### Given instruction
Look through the records and report how many lines include the word "Nisâ", with no other words.

(Stored dataset items)
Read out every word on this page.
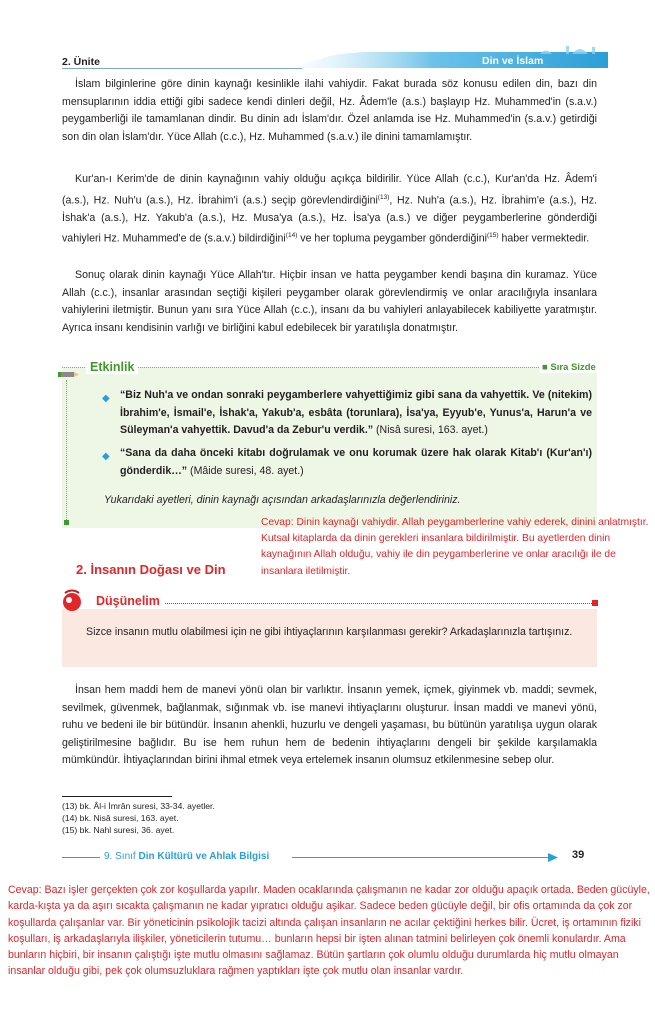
2. Ünite	Din ve İslam

İslam bilginlerine göre dinin kaynağı kesinlikle ilahi vahiydir. Fakat burada söz konusu edilen din, bazı din mensuplarının iddia ettiği gibi sadece kendi dinleri değil, Hz. Âdem'le (a.s.) başlayıp Hz. Muhammed'in (s.a.v.) peygamberliği ile tamamlanan dindir. Bu dinin adı İslam'dır. Özel anlamda ise Hz. Muhammed'in (s.a.v.) getirdiği son din olan İslam'dır. Yüce Allah (c.c.), Hz. Muhammed (s.a.v.) ile dinini tamamlamıştır.

Kur'an-ı Kerim'de de dinin kaynağının vahiy olduğu açıkça bildirilir. Yüce Allah (c.c.), Kur'an'da Hz. Âdem'i (a.s.), Hz. Nuh'u (a.s.), Hz. İbrahim'i (a.s.) seçip görevlendirdiğini$^{(13)}$, Hz. Nuh'a (a.s.), Hz. İbrahim'e (a.s.), Hz. İshak'a (a.s.), Hz. Yakub'a (a.s.), Hz. Musa'ya (a.s.), Hz. İsa'ya (a.s.) ve diğer peygamberlerine gönderdiği vahiyleri Hz. Muhammed'e de (s.a.v.) bildirdiğini$^{(14)}$ ve her topluma peygamber gönderdiğini$^{(15)}$ haber vermektedir.

Sonuç olarak dinin kaynağı Yüce Allah'tır. Hiçbir insan ve hatta peygamber kendi başına din kuramaz. Yüce Allah (c.c.), insanlar arasından seçtiği kişileri peygamber olarak görevlendirmiş ve onlar aracılığıyla insanlara vahiylerini iletmiştir. Bunun yanı sıra Yüce Allah (c.c.), insanı da bu vahiyleri anlayabilecek kabiliyette yaratmıştır. Ayrıca insanı kendisinin varlığı ve birliğini kabul edebilecek bir yaratılışla donatmıştır.

Etkinlik	■ Sıra Sizde
◆ “Biz Nuh'a ve ondan sonraki peygamberlere vahyettiğimiz gibi sana da vahyettik. Ve (nitekim) İbrahim'e, İsmail'e, İshak'a, Yakub'a, esbâta (torunlara), İsa'ya, Eyyub'e, Yunus'a, Harun'a ve Süleyman'a vahyettik. Davud'a da Zebur'u verdik.” (Nisâ suresi, 163. ayet.)
◆ “Sana da daha önceki kitabı doğrulamak ve onu korumak üzere hak olarak Kitab'ı (Kur'an'ı) gönderdik…” (Mâide suresi, 48. ayet.)
Yukarıdaki ayetleri, dinin kaynağı açısından arkadaşlarınızla değerlendiriniz.
Cevap: Dinin kaynağı vahiydir. Allah peygamberlerine vahiy ederek, dinini anlatmıştır. Kutsal kitaplarda da dinin gerekleri insanlara bildirilmiştir. Bu ayetlerden dinin kaynağının Allah olduğu, vahiy ile din peygamberlerine ve onlar aracılığı ile de insanlara iletilmiştir.
2. İnsanın Doğası ve Din
Düşünelim
Sizce insanın mutlu olabilmesi için ne gibi ihtiyaçlarının karşılanması gerekir? Arkadaşlarınızla tartışınız.

İnsan hem maddi hem de manevi yönü olan bir varlıktır. İnsanın yemek, içmek, giyinmek vb. maddi; sevmek, sevilmek, güvenmek, bağlanmak, sığınmak vb. ise manevi ihtiyaçlarını oluşturur. İnsan maddi ve manevi yönü, ruhu ve bedeni ile bir bütündür. İnsanın ahenkli, huzurlu ve dengeli yaşaması, bu bütünün yaratılışa uygun olarak geliştirilmesine bağlıdır. Bu ise hem ruhun hem de bedenin ihtiyaçlarını dengeli bir şekilde karşılamakla mümkündür. İhtiyaçlarından birini ihmal etmek veya ertelemek insanın olumsuz etkilenmesine sebep olur.

(13) bk. Âl-i İmrân suresi, 33-34. ayetler.
(14) bk. Nisâ suresi, 163. ayet.
(15) bk. Nahl suresi, 36. ayet.
9. Sınıf Din Kültürü ve Ahlak Bilgisi	39
Cevap: Bazı işler gerçekten çok zor koşullarda yapılır. Maden ocaklarında çalışmanın ne kadar zor olduğu apaçık ortada. Beden gücüyle, karda-kışta ya da aşırı sıcakta çalışmanın ne kadar yıpratıcı olduğu aşikar. Sadece beden gücüyle değil, bir ofis ortamında da çok zor koşullarda çalışanlar var. Bir yöneticinin psikolojik tacizi altında çalışan insanların ne acılar çektiğini herkes bilir. Ücret, iş ortamının fiziki koşulları, iş arkadaşlarıyla ilişkiler, yöneticilerin tutumu… bunların hepsi bir işten alınan tatmini belirleyen çok önemli konulardır. Ama bunların hiçbiri, bir insanın çalıştığı işte mutlu olmasını sağlamaz. Bütün şartların çok olumlu olduğu durumlarda hiç mutlu olmayan insanlar olduğu gibi, pek çok olumsuzluklara rağmen yaptıkları işte çok mutlu olan insanlar vardır.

### Result
2